(Source data)

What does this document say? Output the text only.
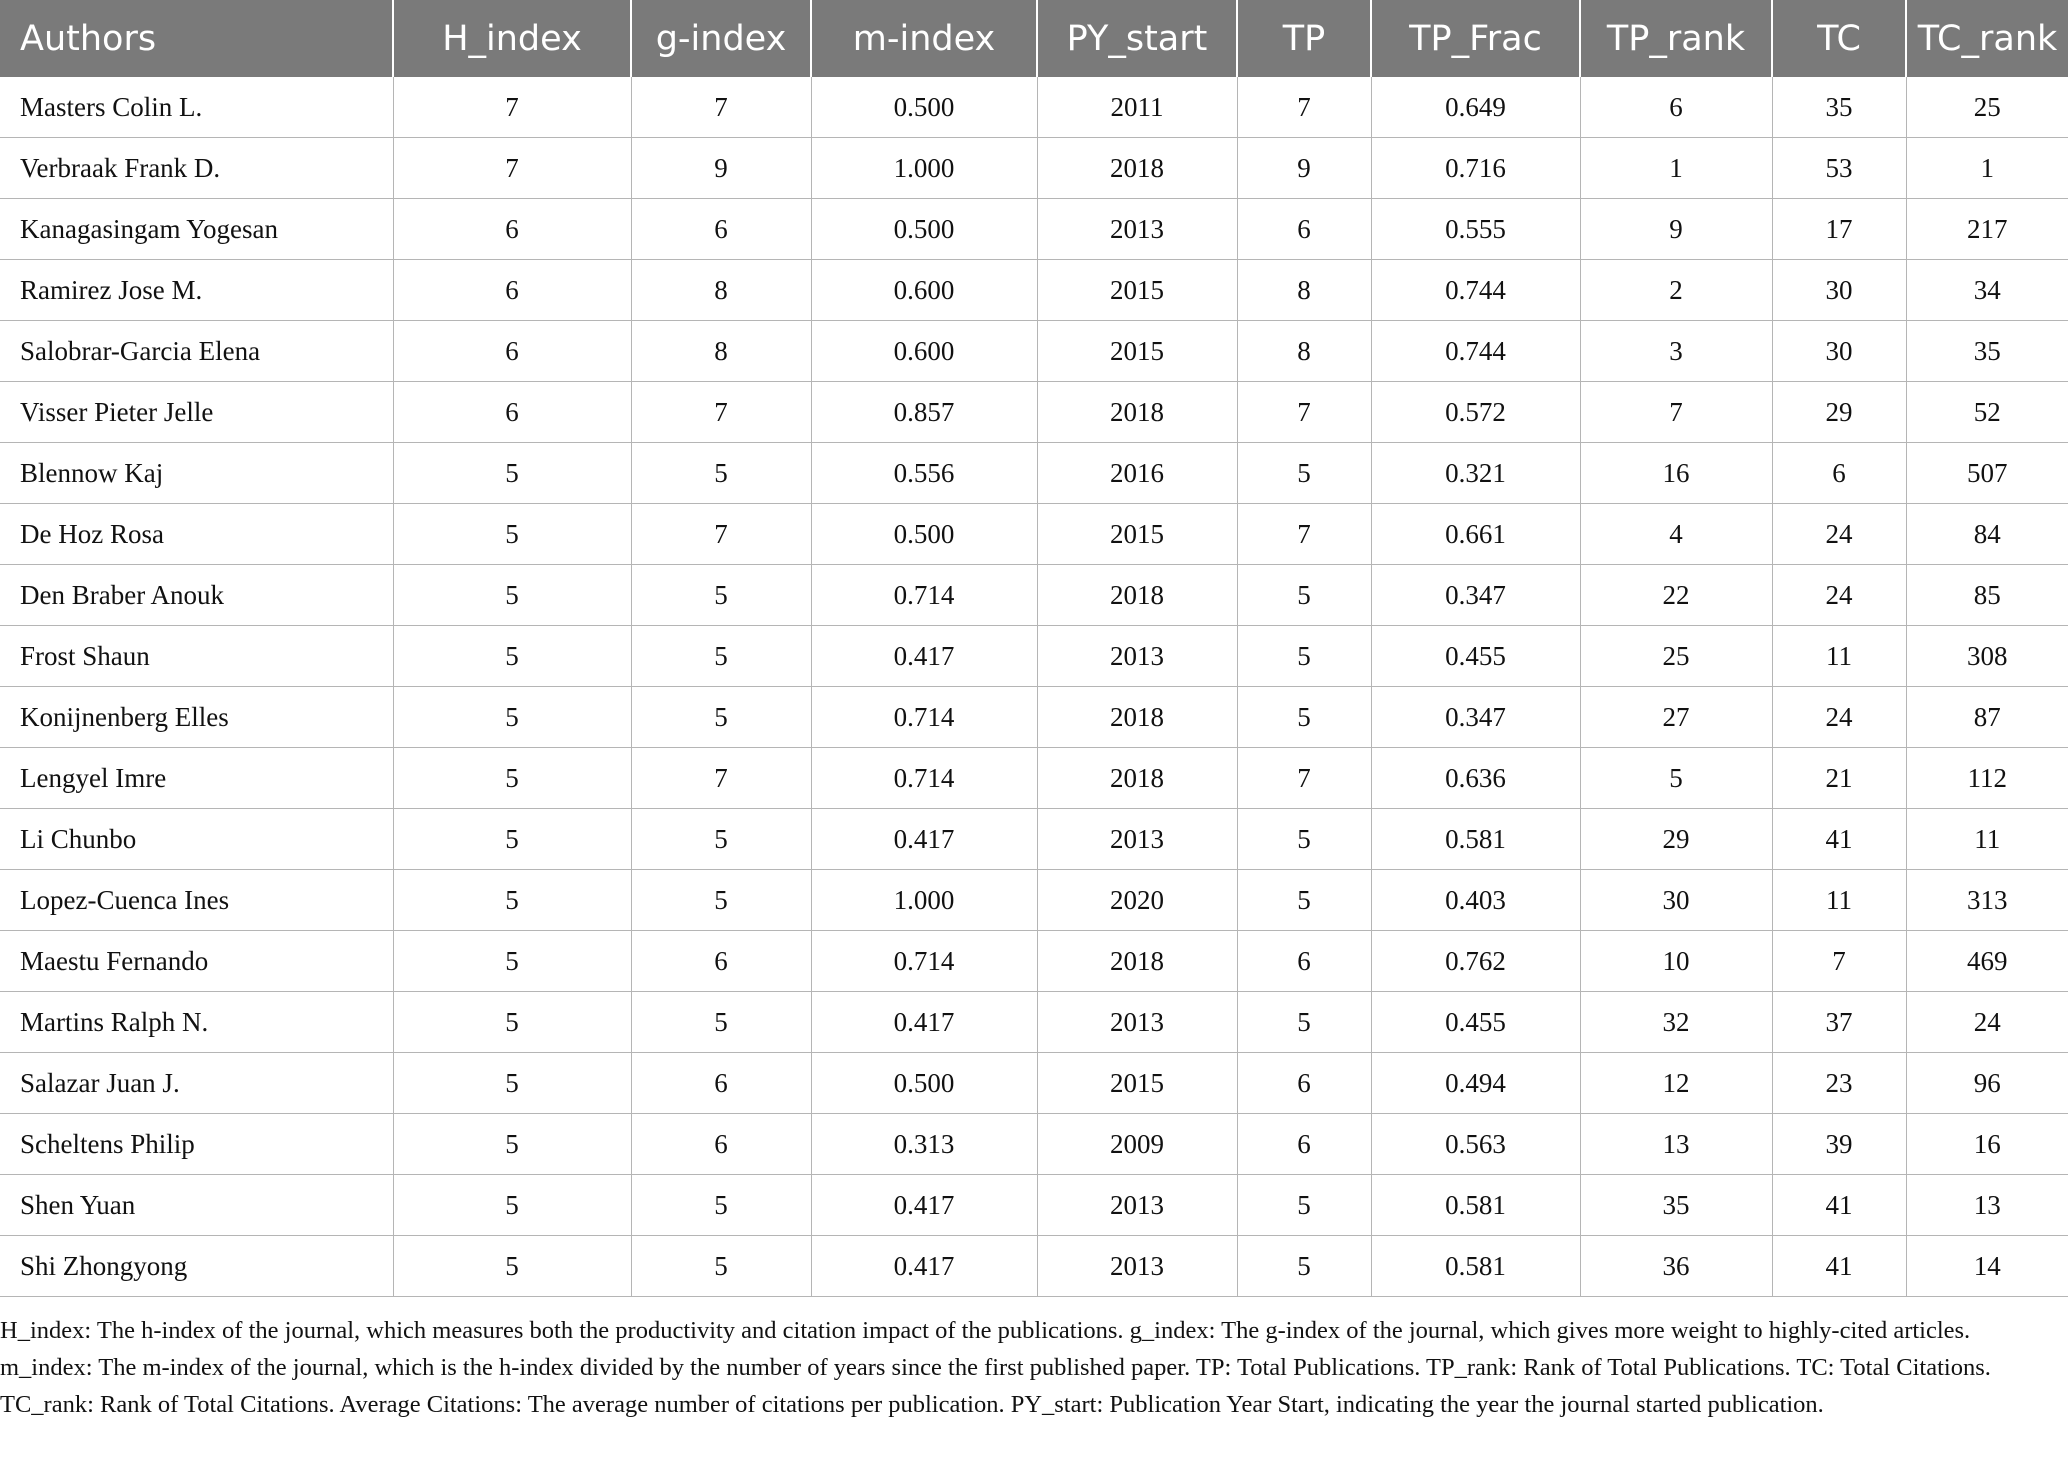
Authors	H_index	g-index	m-index	PY_start	TP	TP_Frac	TP_rank	TC	TC_rank
Masters Colin L.	7	7	0.500	2011	7	0.649	6	35	25
Verbraak Frank D.	7	9	1.000	2018	9	0.716	1	53	1
Kanagasingam Yogesan	6	6	0.500	2013	6	0.555	9	17	217
Ramirez Jose M.	6	8	0.600	2015	8	0.744	2	30	34
Salobrar-Garcia Elena	6	8	0.600	2015	8	0.744	3	30	35
Visser Pieter Jelle	6	7	0.857	2018	7	0.572	7	29	52
Blennow Kaj	5	5	0.556	2016	5	0.321	16	6	507
De Hoz Rosa	5	7	0.500	2015	7	0.661	4	24	84
Den Braber Anouk	5	5	0.714	2018	5	0.347	22	24	85
Frost Shaun	5	5	0.417	2013	5	0.455	25	11	308
Konijnenberg Elles	5	5	0.714	2018	5	0.347	27	24	87
Lengyel Imre	5	7	0.714	2018	7	0.636	5	21	112
Li Chunbo	5	5	0.417	2013	5	0.581	29	41	11
Lopez-Cuenca Ines	5	5	1.000	2020	5	0.403	30	11	313
Maestu Fernando	5	6	0.714	2018	6	0.762	10	7	469
Martins Ralph N.	5	5	0.417	2013	5	0.455	32	37	24
Salazar Juan J.	5	6	0.500	2015	6	0.494	12	23	96
Scheltens Philip	5	6	0.313	2009	6	0.563	13	39	16
Shen Yuan	5	5	0.417	2013	5	0.581	35	41	13
Shi Zhongyong	5	5	0.417	2013	5	0.581	36	41	14

H_index: The h-index of the journal, which measures both the productivity and citation impact of the publications. g_index: The g-index of the journal, which gives more weight to highly-cited articles. m_index: The m-index of the journal, which is the h-index divided by the number of years since the first published paper. TP: Total Publications. TP_rank: Rank of Total Publications. TC: Total Citations. TC_rank: Rank of Total Citations. Average Citations: The average number of citations per publication. PY_start: Publication Year Start, indicating the year the journal started publication.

**TASK GOAL**. Reproduce every line from the entries that holds the word "index".

**THE OUTPUT**.
Authors	H_index	g-index	m-index	PY_start	TP	TP_Frac	TP_rank	TC	TC_rank
H_index: The h-index of the journal, which measures both the productivity and citation impact of the publications. g_index: The g-index of the journal, which gives more weight to highly-cited articles. m_index: The m-index of the journal, which is the h-index divided by the number of years since the first published paper. TP: Total Publications. TP_rank: Rank of Total Publications. TC: Total Citations. TC_rank: Rank of Total Citations. Average Citations: The average number of citations per publication. PY_start: Publication Year Start, indicating the year the journal started publication.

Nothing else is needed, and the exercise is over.